--- BEGIN Raw records ---
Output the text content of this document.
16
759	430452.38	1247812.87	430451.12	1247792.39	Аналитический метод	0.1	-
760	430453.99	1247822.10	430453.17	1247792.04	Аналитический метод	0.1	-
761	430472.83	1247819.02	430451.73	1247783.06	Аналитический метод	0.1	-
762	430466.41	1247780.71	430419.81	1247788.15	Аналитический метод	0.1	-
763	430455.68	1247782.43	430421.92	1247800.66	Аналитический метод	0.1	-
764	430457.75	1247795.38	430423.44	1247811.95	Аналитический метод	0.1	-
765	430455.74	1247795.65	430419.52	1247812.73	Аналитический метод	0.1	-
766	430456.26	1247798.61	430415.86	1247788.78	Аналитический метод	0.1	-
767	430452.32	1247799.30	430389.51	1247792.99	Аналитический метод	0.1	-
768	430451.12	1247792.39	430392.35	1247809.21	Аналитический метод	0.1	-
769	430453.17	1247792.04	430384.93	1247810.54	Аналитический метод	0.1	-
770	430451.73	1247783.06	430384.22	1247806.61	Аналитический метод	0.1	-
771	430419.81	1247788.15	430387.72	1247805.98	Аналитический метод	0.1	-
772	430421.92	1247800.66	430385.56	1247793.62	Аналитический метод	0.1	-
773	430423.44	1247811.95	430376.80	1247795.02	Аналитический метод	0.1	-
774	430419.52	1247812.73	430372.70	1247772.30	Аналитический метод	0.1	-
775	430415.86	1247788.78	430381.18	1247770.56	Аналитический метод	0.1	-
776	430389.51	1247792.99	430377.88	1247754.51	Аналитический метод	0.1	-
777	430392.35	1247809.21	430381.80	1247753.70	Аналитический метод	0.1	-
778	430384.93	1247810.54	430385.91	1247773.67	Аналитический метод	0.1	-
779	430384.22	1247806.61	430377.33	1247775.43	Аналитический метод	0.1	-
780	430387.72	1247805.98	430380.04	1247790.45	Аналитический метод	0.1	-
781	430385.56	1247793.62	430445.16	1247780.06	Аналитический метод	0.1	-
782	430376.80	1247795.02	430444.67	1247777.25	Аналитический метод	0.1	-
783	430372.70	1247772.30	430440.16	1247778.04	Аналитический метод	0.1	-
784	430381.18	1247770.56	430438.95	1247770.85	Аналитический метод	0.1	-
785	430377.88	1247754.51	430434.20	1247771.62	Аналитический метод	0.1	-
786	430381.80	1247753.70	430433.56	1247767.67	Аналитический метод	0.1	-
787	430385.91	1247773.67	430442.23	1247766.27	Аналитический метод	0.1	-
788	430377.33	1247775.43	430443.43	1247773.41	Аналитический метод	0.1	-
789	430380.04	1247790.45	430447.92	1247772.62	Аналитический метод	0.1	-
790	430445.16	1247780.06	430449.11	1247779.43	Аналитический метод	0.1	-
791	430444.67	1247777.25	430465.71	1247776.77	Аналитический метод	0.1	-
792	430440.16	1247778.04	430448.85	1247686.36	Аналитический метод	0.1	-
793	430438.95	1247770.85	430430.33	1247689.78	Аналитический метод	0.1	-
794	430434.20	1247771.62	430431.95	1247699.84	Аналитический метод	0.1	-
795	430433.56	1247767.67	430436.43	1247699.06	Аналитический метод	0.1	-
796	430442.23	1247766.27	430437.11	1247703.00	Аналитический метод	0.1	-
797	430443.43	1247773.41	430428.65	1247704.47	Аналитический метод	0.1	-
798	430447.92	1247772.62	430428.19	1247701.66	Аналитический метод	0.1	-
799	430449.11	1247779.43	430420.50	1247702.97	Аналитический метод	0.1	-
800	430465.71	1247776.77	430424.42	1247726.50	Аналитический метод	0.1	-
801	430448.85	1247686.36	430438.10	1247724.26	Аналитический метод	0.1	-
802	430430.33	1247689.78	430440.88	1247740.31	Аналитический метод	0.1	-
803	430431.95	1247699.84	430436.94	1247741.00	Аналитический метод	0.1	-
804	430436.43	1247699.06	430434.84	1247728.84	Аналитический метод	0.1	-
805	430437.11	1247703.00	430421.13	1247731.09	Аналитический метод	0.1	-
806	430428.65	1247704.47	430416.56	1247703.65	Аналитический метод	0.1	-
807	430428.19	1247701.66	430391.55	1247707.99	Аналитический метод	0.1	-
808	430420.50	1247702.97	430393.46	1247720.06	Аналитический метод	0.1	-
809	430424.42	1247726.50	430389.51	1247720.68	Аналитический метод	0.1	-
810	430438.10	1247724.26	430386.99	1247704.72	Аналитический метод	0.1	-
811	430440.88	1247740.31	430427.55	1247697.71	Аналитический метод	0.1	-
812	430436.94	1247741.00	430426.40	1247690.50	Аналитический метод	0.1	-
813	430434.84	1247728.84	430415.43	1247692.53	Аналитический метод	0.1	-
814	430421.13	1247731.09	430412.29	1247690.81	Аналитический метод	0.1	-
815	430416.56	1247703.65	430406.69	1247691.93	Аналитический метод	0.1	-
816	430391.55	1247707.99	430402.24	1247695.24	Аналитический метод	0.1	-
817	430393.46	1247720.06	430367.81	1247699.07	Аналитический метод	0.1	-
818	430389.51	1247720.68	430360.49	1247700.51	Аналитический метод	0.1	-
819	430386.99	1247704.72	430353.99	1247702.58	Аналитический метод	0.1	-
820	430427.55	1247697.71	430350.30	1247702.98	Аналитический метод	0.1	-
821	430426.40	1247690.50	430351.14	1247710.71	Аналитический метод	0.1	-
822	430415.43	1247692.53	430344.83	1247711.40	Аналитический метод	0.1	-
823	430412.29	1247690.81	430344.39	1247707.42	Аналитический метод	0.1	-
--- END Raw records ---
● **Direction**: Write out all the entries exactly.

● **Solution to this exercise**:
Output the text content of this document.
16
759	430452.38	1247812.87	430451.12	1247792.39	Аналитический метод	0.1	-
760	430453.99	1247822.10	430453.17	1247792.04	Аналитический метод	0.1	-
761	430472.83	1247819.02	430451.73	1247783.06	Аналитический метод	0.1	-
762	430466.41	1247780.71	430419.81	1247788.15	Аналитический метод	0.1	-
763	430455.68	1247782.43	430421.92	1247800.66	Аналитический метод	0.1	-
764	430457.75	1247795.38	430423.44	1247811.95	Аналитический метод	0.1	-
765	430455.74	1247795.65	430419.52	1247812.73	Аналитический метод	0.1	-
766	430456.26	1247798.61	430415.86	1247788.78	Аналитический метод	0.1	-
767	430452.32	1247799.30	430389.51	1247792.99	Аналитический метод	0.1	-
768	430451.12	1247792.39	430392.35	1247809.21	Аналитический метод	0.1	-
769	430453.17	1247792.04	430384.93	1247810.54	Аналитический метод	0.1	-
770	430451.73	1247783.06	430384.22	1247806.61	Аналитический метод	0.1	-
771	430419.81	1247788.15	430387.72	1247805.98	Аналитический метод	0.1	-
772	430421.92	1247800.66	430385.56	1247793.62	Аналитический метод	0.1	-
773	430423.44	1247811.95	430376.80	1247795.02	Аналитический метод	0.1	-
774	430419.52	1247812.73	430372.70	1247772.30	Аналитический метод	0.1	-
775	430415.86	1247788.78	430381.18	1247770.56	Аналитический метод	0.1	-
776	430389.51	1247792.99	430377.88	1247754.51	Аналитический метод	0.1	-
777	430392.35	1247809.21	430381.80	1247753.70	Аналитический метод	0.1	-
778	430384.93	1247810.54	430385.91	1247773.67	Аналитический метод	0.1	-
779	430384.22	1247806.61	430377.33	1247775.43	Аналитический метод	0.1	-
780	430387.72	1247805.98	430380.04	1247790.45	Аналитический метод	0.1	-
781	430385.56	1247793.62	430445.16	1247780.06	Аналитический метод	0.1	-
782	430376.80	1247795.02	430444.67	1247777.25	Аналитический метод	0.1	-
783	430372.70	1247772.30	430440.16	1247778.04	Аналитический метод	0.1	-
784	430381.18	1247770.56	430438.95	1247770.85	Аналитический метод	0.1	-
785	430377.88	1247754.51	430434.20	1247771.62	Аналитический метод	0.1	-
786	430381.80	1247753.70	430433.56	1247767.67	Аналитический метод	0.1	-
787	430385.91	1247773.67	430442.23	1247766.27	Аналитический метод	0.1	-
788	430377.33	1247775.43	430443.43	1247773.41	Аналитический метод	0.1	-
789	430380.04	1247790.45	430447.92	1247772.62	Аналитический метод	0.1	-
790	430445.16	1247780.06	430449.11	1247779.43	Аналитический метод	0.1	-
791	430444.67	1247777.25	430465.71	1247776.77	Аналитический метод	0.1	-
792	430440.16	1247778.04	430448.85	1247686.36	Аналитический метод	0.1	-
793	430438.95	1247770.85	430430.33	1247689.78	Аналитический метод	0.1	-
794	430434.20	1247771.62	430431.95	1247699.84	Аналитический метод	0.1	-
795	430433.56	1247767.67	430436.43	1247699.06	Аналитический метод	0.1	-
796	430442.23	1247766.27	430437.11	1247703.00	Аналитический метод	0.1	-
797	430443.43	1247773.41	430428.65	1247704.47	Аналитический метод	0.1	-
798	430447.92	1247772.62	430428.19	1247701.66	Аналитический метод	0.1	-
799	430449.11	1247779.43	430420.50	1247702.97	Аналитический метод	0.1	-
800	430465.71	1247776.77	430424.42	1247726.50	Аналитический метод	0.1	-
801	430448.85	1247686.36	430438.10	1247724.26	Аналитический метод	0.1	-
802	430430.33	1247689.78	430440.88	1247740.31	Аналитический метод	0.1	-
803	430431.95	1247699.84	430436.94	1247741.00	Аналитический метод	0.1	-
804	430436.43	1247699.06	430434.84	1247728.84	Аналитический метод	0.1	-
805	430437.11	1247703.00	430421.13	1247731.09	Аналитический метод	0.1	-
806	430428.65	1247704.47	430416.56	1247703.65	Аналитический метод	0.1	-
807	430428.19	1247701.66	430391.55	1247707.99	Аналитический метод	0.1	-
808	430420.50	1247702.97	430393.46	1247720.06	Аналитический метод	0.1	-
809	430424.42	1247726.50	430389.51	1247720.68	Аналитический метод	0.1	-
810	430438.10	1247724.26	430386.99	1247704.72	Аналитический метод	0.1	-
811	430440.88	1247740.31	430427.55	1247697.71	Аналитический метод	0.1	-
812	430436.94	1247741.00	430426.40	1247690.50	Аналитический метод	0.1	-
813	430434.84	1247728.84	430415.43	1247692.53	Аналитический метод	0.1	-
814	430421.13	1247731.09	430412.29	1247690.81	Аналитический метод	0.1	-
815	430416.56	1247703.65	430406.69	1247691.93	Аналитический метод	0.1	-
816	430391.55	1247707.99	430402.24	1247695.24	Аналитический метод	0.1	-
817	430393.46	1247720.06	430367.81	1247699.07	Аналитический метод	0.1	-
818	430389.51	1247720.68	430360.49	1247700.51	Аналитический метод	0.1	-
819	430386.99	1247704.72	430353.99	1247702.58	Аналитический метод	0.1	-
820	430427.55	1247697.71	430350.30	1247702.98	Аналитический метод	0.1	-
821	430426.40	1247690.50	430351.14	1247710.71	Аналитический метод	0.1	-
822	430415.43	1247692.53	430344.83	1247711.40	Аналитический метод	0.1	-
823	430412.29	1247690.81	430344.39	1247707.42	Аналитический метод	0.1	-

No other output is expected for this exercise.